■ What to produce:
Using the records that follow, copy every line containing the word "title".

((

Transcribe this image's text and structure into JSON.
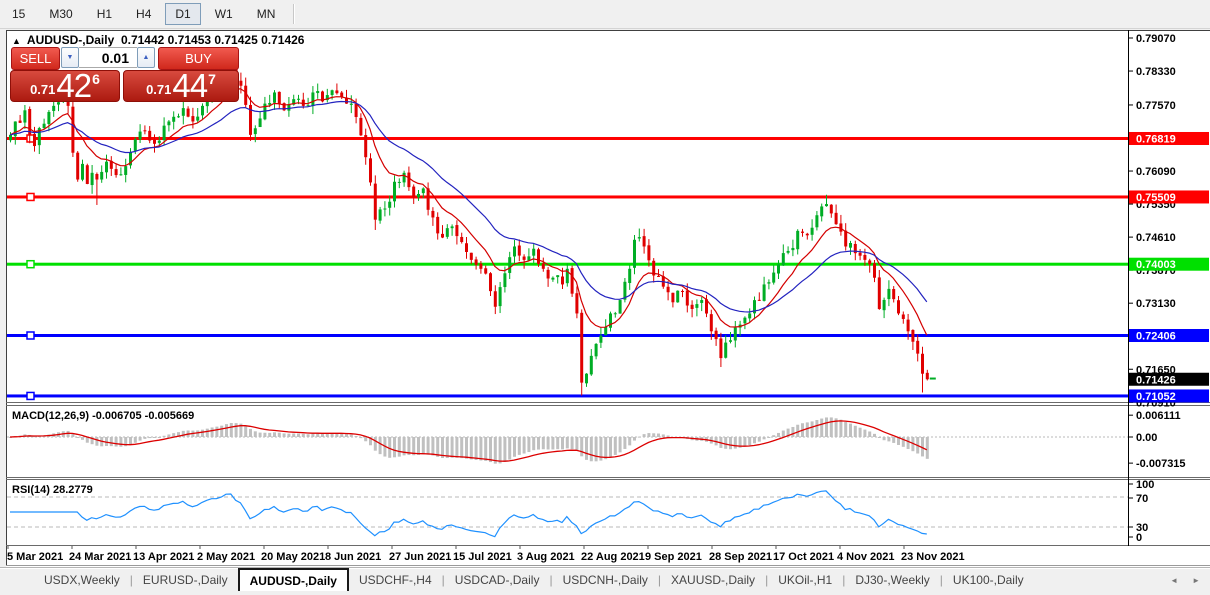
{
  "toolbar": {
    "timeframes": [
      {
        "label": "15"
      },
      {
        "label": "M30"
      },
      {
        "label": "H1"
      },
      {
        "label": "H4"
      },
      {
        "label": "D1"
      },
      {
        "label": "W1"
      },
      {
        "label": "MN"
      }
    ],
    "active": "D1"
  },
  "quote_panel": {
    "collapse_icon": "▲",
    "title": "AUDUSD-,Daily",
    "ohlc": "0.71442 0.71453 0.71425 0.71426",
    "sell_label": "SELL",
    "buy_label": "BUY",
    "volume": "0.01",
    "spinner_down_icon": "▼",
    "spinner_up_icon": "▲",
    "bid": {
      "prefix": "0.71",
      "big": "42",
      "sup": "6"
    },
    "ask": {
      "prefix": "0.71",
      "big": "44",
      "sup": "7"
    }
  },
  "chart_data": {
    "type": "candlestick",
    "symbol": "AUDUSD-",
    "timeframe": "Daily",
    "colors": {
      "up": "#00AD25",
      "down": "#E00000",
      "ma_fast": "#D40000",
      "ma_slow": "#2323BF",
      "hist": "#C0C0C0",
      "macd_signal": "#DC0000",
      "rsi": "#1E90FF"
    },
    "price_axis_ticks": [
      "0.79070",
      "0.78330",
      "0.77570",
      "0.76090",
      "0.75350",
      "0.74610",
      "0.73870",
      "0.73130",
      "0.71650",
      "0.70910"
    ],
    "hlines": [
      {
        "label": "0.76819",
        "value": 0.76819,
        "color": "#FF0000"
      },
      {
        "label": "0.75509",
        "value": 0.75509,
        "color": "#FF0000"
      },
      {
        "label": "0.74003",
        "value": 0.74003,
        "color": "#00E000"
      },
      {
        "label": "0.72406",
        "value": 0.72406,
        "color": "#0000FF"
      },
      {
        "label": "0.71052",
        "value": 0.71052,
        "color": "#0000FF"
      }
    ],
    "current_price": {
      "label": "0.71426",
      "value": 0.71426,
      "bg": "#000000"
    },
    "macd": {
      "title": "MACD(12,26,9)",
      "values": "-0.006705 -0.005669",
      "fast": 12,
      "slow": 26,
      "signal": 9,
      "ticks": [
        {
          "label": "0.006111",
          "value": 0.006111
        },
        {
          "label": "0.00",
          "value": 0
        },
        {
          "label": "-0.007315",
          "value": -0.007315
        }
      ]
    },
    "rsi": {
      "title": "RSI(14)",
      "value": "28.2779",
      "period": 14,
      "levels": [
        70,
        30
      ],
      "ticks": [
        "100",
        "70",
        "30",
        "0"
      ]
    },
    "dates": [
      "5 Mar 2021",
      "24 Mar 2021",
      "13 Apr 2021",
      "2 May 2021",
      "20 May 2021",
      "8 Jun 2021",
      "27 Jun 2021",
      "15 Jul 2021",
      "3 Aug 2021",
      "22 Aug 2021",
      "9 Sep 2021",
      "28 Sep 2021",
      "17 Oct 2021",
      "4 Nov 2021",
      "23 Nov 2021"
    ],
    "close_anchors": [
      [
        0,
        0.769
      ],
      [
        1,
        0.772
      ],
      [
        3,
        0.7745
      ],
      [
        5,
        0.7665
      ],
      [
        7,
        0.7715
      ],
      [
        9,
        0.7755
      ],
      [
        11,
        0.777
      ],
      [
        12,
        0.7755
      ],
      [
        13,
        0.765
      ],
      [
        14,
        0.759
      ],
      [
        15,
        0.7625
      ],
      [
        16,
        0.758
      ],
      [
        17,
        0.7605
      ],
      [
        18,
        0.759
      ],
      [
        20,
        0.763
      ],
      [
        22,
        0.76
      ],
      [
        24,
        0.762
      ],
      [
        26,
        0.768
      ],
      [
        28,
        0.77
      ],
      [
        30,
        0.767
      ],
      [
        33,
        0.772
      ],
      [
        36,
        0.775
      ],
      [
        38,
        0.772
      ],
      [
        40,
        0.7755
      ],
      [
        42,
        0.779
      ],
      [
        44,
        0.7805
      ],
      [
        46,
        0.784
      ],
      [
        48,
        0.78
      ],
      [
        50,
        0.769
      ],
      [
        53,
        0.776
      ],
      [
        55,
        0.7785
      ],
      [
        57,
        0.7745
      ],
      [
        59,
        0.777
      ],
      [
        61,
        0.7755
      ],
      [
        63,
        0.7785
      ],
      [
        65,
        0.7765
      ],
      [
        67,
        0.779
      ],
      [
        70,
        0.776
      ],
      [
        72,
        0.773
      ],
      [
        74,
        0.764
      ],
      [
        76,
        0.75
      ],
      [
        78,
        0.7525
      ],
      [
        80,
        0.7585
      ],
      [
        82,
        0.7605
      ],
      [
        84,
        0.755
      ],
      [
        86,
        0.757
      ],
      [
        88,
        0.7505
      ],
      [
        90,
        0.746
      ],
      [
        92,
        0.7485
      ],
      [
        94,
        0.745
      ],
      [
        96,
        0.741
      ],
      [
        98,
        0.739
      ],
      [
        100,
        0.734
      ],
      [
        101,
        0.7305
      ],
      [
        103,
        0.738
      ],
      [
        105,
        0.744
      ],
      [
        107,
        0.741
      ],
      [
        109,
        0.7435
      ],
      [
        111,
        0.739
      ],
      [
        113,
        0.737
      ],
      [
        115,
        0.7355
      ],
      [
        116,
        0.739
      ],
      [
        118,
        0.729
      ],
      [
        119,
        0.7135
      ],
      [
        121,
        0.7195
      ],
      [
        123,
        0.724
      ],
      [
        125,
        0.729
      ],
      [
        127,
        0.732
      ],
      [
        129,
        0.739
      ],
      [
        130,
        0.7455
      ],
      [
        132,
        0.744
      ],
      [
        134,
        0.7375
      ],
      [
        136,
        0.735
      ],
      [
        138,
        0.7315
      ],
      [
        140,
        0.734
      ],
      [
        142,
        0.73
      ],
      [
        144,
        0.732
      ],
      [
        146,
        0.725
      ],
      [
        148,
        0.719
      ],
      [
        150,
        0.723
      ],
      [
        152,
        0.7265
      ],
      [
        154,
        0.729
      ],
      [
        156,
        0.732
      ],
      [
        158,
        0.736
      ],
      [
        160,
        0.74
      ],
      [
        162,
        0.743
      ],
      [
        164,
        0.7475
      ],
      [
        166,
        0.7465
      ],
      [
        168,
        0.751
      ],
      [
        170,
        0.7535
      ],
      [
        172,
        0.749
      ],
      [
        174,
        0.744
      ],
      [
        176,
        0.7425
      ],
      [
        178,
        0.741
      ],
      [
        180,
        0.737
      ],
      [
        181,
        0.73
      ],
      [
        183,
        0.7345
      ],
      [
        185,
        0.729
      ],
      [
        187,
        0.725
      ],
      [
        189,
        0.72
      ],
      [
        190,
        0.7155
      ],
      [
        191,
        0.71426
      ]
    ],
    "extremes": [
      {
        "day": 18,
        "low": 0.7533
      },
      {
        "day": 46,
        "high": 0.7862
      },
      {
        "day": 76,
        "low": 0.7477
      },
      {
        "day": 101,
        "low": 0.7289
      },
      {
        "day": 119,
        "low": 0.7106
      },
      {
        "day": 148,
        "low": 0.717
      },
      {
        "day": 170,
        "high": 0.7556
      },
      {
        "day": 190,
        "low": 0.7113
      }
    ]
  },
  "tabbar": {
    "tabs": [
      {
        "label": "USDX,Weekly"
      },
      {
        "label": "EURUSD-,Daily"
      },
      {
        "label": "AUDUSD-,Daily"
      },
      {
        "label": "USDCHF-,H4"
      },
      {
        "label": "USDCAD-,Daily"
      },
      {
        "label": "USDCNH-,Daily"
      },
      {
        "label": "XAUUSD-,Daily"
      },
      {
        "label": "UKOil-,H1"
      },
      {
        "label": "DJ30-,Weekly"
      },
      {
        "label": "UK100-,Daily"
      }
    ],
    "active": "AUDUSD-,Daily",
    "scroll_left_icon": "◄",
    "scroll_right_icon": "►"
  }
}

))

■ Exercise output:
    "title": "AUDUSD-,Daily",
      "title": "MACD(12,26,9)",
      "title": "RSI(14)",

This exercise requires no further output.